BEGIN Entries supplied

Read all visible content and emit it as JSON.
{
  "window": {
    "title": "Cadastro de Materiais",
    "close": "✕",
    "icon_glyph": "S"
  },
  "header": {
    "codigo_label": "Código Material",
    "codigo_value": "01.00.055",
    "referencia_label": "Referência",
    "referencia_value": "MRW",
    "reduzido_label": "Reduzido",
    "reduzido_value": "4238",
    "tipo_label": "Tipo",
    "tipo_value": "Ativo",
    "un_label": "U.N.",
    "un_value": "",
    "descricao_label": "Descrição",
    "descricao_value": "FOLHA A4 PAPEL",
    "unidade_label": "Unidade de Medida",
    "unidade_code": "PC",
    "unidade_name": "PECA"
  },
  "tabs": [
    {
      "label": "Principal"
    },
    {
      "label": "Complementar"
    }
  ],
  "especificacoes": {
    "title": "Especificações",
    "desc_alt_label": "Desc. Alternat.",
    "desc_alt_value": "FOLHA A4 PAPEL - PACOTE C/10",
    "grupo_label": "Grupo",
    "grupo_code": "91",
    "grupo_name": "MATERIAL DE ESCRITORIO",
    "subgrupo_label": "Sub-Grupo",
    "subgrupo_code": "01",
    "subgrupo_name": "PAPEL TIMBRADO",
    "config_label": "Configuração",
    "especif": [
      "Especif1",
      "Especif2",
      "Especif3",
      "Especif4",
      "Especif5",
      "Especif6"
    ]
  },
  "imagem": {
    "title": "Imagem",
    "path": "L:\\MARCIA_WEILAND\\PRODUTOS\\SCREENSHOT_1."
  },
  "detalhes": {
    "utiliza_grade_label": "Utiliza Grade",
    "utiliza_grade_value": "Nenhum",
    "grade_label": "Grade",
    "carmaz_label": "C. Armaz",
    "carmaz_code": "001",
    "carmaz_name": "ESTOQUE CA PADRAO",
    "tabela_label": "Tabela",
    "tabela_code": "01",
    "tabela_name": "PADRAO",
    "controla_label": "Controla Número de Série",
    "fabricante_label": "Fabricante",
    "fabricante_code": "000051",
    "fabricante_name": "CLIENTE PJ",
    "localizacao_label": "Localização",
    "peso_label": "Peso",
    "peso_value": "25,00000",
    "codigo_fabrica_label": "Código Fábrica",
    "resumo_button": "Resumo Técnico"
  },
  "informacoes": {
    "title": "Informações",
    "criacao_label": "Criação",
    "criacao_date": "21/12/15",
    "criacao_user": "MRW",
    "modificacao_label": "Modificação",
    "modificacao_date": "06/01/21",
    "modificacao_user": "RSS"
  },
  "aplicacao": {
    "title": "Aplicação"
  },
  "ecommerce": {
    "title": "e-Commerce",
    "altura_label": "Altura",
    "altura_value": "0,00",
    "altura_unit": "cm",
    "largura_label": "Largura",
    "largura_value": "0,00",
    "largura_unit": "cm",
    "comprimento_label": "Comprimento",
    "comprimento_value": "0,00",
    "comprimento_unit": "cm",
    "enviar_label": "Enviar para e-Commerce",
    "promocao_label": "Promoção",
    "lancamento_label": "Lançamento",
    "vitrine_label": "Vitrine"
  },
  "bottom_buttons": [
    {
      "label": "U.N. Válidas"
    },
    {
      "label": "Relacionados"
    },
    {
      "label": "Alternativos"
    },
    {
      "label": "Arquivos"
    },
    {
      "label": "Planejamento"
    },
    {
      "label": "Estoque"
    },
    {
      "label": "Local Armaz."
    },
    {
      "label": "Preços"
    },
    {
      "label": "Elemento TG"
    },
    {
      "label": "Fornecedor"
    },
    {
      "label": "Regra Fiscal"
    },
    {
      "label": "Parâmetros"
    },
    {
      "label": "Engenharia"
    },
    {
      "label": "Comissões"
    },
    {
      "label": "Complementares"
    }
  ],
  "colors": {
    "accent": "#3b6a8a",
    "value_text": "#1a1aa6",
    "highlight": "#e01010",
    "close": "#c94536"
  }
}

END Entries supplied

Across the records above, count the lines holding "FOLHA" and reply with that number alone.

:: In response ::
2